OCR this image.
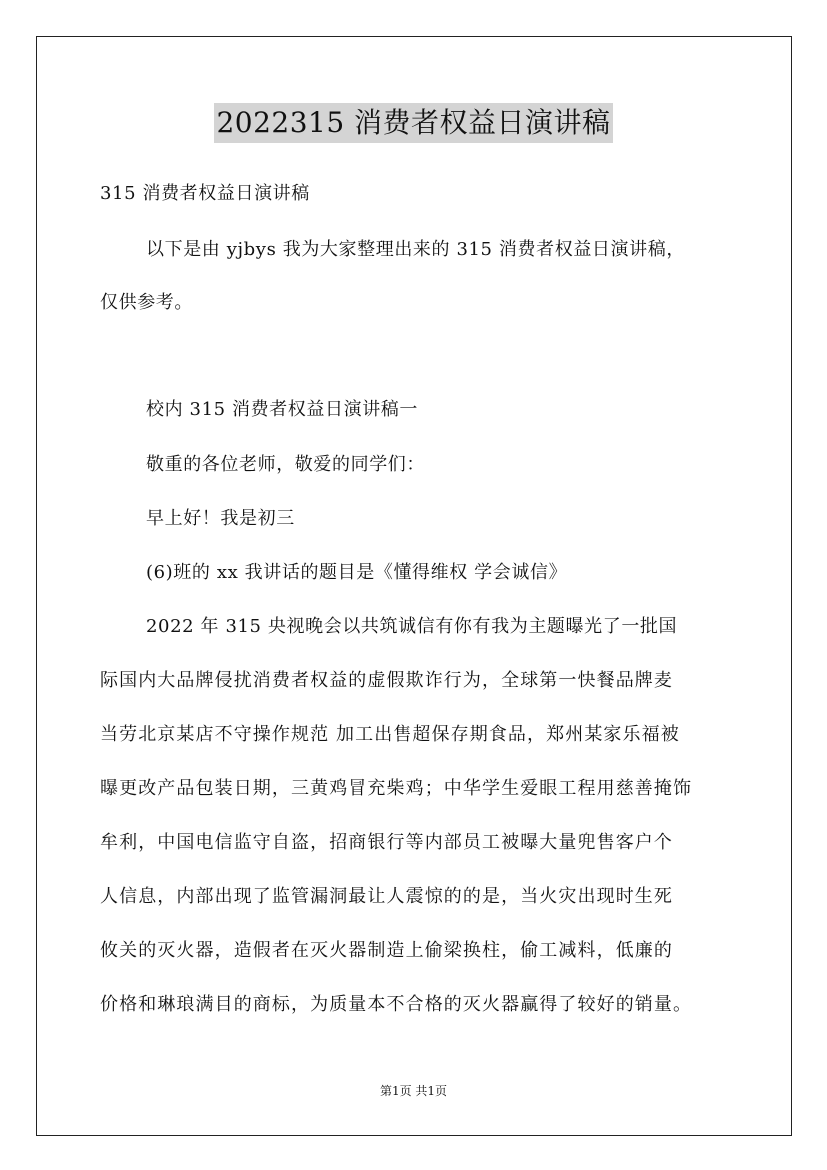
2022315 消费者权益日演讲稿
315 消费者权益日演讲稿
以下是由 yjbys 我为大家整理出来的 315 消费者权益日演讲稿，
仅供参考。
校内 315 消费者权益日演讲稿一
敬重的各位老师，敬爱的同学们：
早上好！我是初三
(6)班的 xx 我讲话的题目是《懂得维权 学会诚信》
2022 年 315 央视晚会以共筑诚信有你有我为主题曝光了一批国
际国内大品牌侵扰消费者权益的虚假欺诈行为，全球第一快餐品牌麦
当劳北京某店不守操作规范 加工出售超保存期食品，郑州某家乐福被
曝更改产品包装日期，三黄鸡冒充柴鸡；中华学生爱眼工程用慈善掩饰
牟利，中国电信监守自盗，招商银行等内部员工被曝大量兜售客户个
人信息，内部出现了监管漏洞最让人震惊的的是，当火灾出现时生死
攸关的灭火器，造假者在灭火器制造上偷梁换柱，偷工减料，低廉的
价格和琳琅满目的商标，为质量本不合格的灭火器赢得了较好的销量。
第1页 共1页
+===+
Challenge – Exact duplication of all the records is required; pictures are omitted from the copy.

Task response –
OCR this image.
2022315 消费者权益日演讲稿
315 消费者权益日演讲稿
以下是由 yjbys 我为大家整理出来的 315 消费者权益日演讲稿，
仅供参考。
校内 315 消费者权益日演讲稿一
敬重的各位老师，敬爱的同学们：
早上好！我是初三
(6)班的 xx 我讲话的题目是《懂得维权 学会诚信》
2022 年 315 央视晚会以共筑诚信有你有我为主题曝光了一批国
际国内大品牌侵扰消费者权益的虚假欺诈行为，全球第一快餐品牌麦
当劳北京某店不守操作规范 加工出售超保存期食品，郑州某家乐福被
曝更改产品包装日期，三黄鸡冒充柴鸡；中华学生爱眼工程用慈善掩饰
牟利，中国电信监守自盗，招商银行等内部员工被曝大量兜售客户个
人信息，内部出现了监管漏洞最让人震惊的的是，当火灾出现时生死
攸关的灭火器，造假者在灭火器制造上偷梁换柱，偷工减料，低廉的
价格和琳琅满目的商标，为质量本不合格的灭火器赢得了较好的销量。
第1页 共1页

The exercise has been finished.